■ **What to work on**: Please copy every line of the records below that holds the word "xlabel".

■ **Data records**:
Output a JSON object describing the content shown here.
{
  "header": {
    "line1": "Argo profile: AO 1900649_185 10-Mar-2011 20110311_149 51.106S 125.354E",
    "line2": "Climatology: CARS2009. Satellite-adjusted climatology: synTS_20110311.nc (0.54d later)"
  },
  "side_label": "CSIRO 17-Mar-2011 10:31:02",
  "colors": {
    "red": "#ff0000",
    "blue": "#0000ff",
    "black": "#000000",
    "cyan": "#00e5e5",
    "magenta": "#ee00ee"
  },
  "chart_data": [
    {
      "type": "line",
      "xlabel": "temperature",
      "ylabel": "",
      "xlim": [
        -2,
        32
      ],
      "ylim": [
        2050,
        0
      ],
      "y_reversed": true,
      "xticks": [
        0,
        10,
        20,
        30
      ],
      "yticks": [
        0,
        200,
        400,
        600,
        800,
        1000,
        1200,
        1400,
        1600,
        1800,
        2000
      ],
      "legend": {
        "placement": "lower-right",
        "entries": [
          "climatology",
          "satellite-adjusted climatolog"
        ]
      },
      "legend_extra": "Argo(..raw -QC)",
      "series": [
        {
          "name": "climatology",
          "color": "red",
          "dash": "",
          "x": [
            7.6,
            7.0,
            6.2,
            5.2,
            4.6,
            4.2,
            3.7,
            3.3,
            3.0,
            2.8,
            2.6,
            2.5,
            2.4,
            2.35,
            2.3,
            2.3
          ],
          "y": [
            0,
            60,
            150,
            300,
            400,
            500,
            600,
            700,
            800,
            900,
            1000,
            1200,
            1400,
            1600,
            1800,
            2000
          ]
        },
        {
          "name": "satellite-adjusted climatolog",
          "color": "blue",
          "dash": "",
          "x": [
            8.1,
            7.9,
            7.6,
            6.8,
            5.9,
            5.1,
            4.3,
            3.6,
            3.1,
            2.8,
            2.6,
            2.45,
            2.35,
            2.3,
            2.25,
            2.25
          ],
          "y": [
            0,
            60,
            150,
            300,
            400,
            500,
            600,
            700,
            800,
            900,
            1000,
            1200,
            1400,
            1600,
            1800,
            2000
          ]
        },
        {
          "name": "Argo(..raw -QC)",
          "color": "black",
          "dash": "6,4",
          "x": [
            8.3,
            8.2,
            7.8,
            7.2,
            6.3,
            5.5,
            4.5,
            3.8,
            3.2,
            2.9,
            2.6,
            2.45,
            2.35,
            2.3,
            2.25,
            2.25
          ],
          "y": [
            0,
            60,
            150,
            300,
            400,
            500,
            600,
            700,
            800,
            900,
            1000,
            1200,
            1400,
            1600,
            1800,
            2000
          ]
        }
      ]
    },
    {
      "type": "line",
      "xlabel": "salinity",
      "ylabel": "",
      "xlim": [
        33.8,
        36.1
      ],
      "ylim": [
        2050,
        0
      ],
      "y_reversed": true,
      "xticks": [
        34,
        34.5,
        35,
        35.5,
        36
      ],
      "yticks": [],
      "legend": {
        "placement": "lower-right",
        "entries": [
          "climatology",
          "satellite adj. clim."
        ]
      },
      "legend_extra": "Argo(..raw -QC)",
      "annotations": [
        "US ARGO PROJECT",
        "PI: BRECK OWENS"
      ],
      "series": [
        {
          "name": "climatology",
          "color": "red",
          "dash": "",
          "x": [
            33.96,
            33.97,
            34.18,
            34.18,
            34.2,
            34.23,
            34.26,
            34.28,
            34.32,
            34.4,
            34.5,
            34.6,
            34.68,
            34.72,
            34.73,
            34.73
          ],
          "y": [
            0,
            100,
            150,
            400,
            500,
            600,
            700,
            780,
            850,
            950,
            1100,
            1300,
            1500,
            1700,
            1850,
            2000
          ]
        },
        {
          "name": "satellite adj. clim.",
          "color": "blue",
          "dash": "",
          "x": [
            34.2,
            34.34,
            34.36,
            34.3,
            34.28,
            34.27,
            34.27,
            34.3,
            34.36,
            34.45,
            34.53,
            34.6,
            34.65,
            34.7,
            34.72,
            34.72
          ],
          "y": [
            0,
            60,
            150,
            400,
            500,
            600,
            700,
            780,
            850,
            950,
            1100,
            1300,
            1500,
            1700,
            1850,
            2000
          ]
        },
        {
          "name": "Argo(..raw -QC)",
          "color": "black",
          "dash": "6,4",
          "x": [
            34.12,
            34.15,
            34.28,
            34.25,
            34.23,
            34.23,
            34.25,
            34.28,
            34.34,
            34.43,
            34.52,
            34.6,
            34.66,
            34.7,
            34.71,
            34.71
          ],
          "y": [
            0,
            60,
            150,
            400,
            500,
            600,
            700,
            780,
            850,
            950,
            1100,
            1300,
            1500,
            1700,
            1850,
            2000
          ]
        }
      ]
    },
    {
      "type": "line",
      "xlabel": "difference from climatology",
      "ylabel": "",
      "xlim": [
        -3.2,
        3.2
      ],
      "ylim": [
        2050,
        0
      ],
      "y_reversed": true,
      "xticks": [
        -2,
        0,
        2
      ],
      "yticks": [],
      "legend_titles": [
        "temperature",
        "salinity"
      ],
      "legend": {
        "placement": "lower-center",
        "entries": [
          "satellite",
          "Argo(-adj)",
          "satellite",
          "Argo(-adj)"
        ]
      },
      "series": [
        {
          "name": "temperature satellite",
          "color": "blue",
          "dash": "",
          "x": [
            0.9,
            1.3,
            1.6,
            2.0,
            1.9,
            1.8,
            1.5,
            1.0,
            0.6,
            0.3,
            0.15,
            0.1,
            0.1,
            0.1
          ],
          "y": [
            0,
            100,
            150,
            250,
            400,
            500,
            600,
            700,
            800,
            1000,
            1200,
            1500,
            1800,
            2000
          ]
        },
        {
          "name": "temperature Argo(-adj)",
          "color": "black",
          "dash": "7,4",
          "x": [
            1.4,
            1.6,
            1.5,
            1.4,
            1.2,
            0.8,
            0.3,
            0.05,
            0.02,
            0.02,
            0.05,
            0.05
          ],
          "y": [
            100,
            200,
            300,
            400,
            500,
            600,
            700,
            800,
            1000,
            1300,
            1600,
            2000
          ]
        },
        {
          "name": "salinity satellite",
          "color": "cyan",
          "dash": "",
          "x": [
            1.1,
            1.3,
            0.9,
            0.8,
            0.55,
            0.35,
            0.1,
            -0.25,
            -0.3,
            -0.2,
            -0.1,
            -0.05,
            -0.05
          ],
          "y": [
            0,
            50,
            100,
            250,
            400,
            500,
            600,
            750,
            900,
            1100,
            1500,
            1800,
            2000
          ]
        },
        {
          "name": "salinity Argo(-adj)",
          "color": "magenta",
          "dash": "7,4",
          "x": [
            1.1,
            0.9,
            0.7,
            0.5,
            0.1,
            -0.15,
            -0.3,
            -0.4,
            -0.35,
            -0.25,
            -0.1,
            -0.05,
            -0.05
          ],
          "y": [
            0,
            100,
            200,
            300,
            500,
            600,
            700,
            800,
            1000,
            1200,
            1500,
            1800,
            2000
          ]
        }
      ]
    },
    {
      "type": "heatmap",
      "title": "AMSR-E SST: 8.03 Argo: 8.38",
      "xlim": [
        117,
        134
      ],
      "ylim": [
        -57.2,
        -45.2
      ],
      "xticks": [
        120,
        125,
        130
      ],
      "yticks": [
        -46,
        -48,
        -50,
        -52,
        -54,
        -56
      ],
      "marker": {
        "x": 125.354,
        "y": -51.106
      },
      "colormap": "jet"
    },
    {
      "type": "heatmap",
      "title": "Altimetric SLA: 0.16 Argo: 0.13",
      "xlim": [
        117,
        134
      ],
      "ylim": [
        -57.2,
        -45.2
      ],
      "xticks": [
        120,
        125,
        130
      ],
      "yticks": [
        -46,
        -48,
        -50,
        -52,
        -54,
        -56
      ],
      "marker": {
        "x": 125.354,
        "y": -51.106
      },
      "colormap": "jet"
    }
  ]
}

■ **Exercise output**:
      "xlabel": "temperature",
      "xlabel": "salinity",
      "xlabel": "difference from climatology",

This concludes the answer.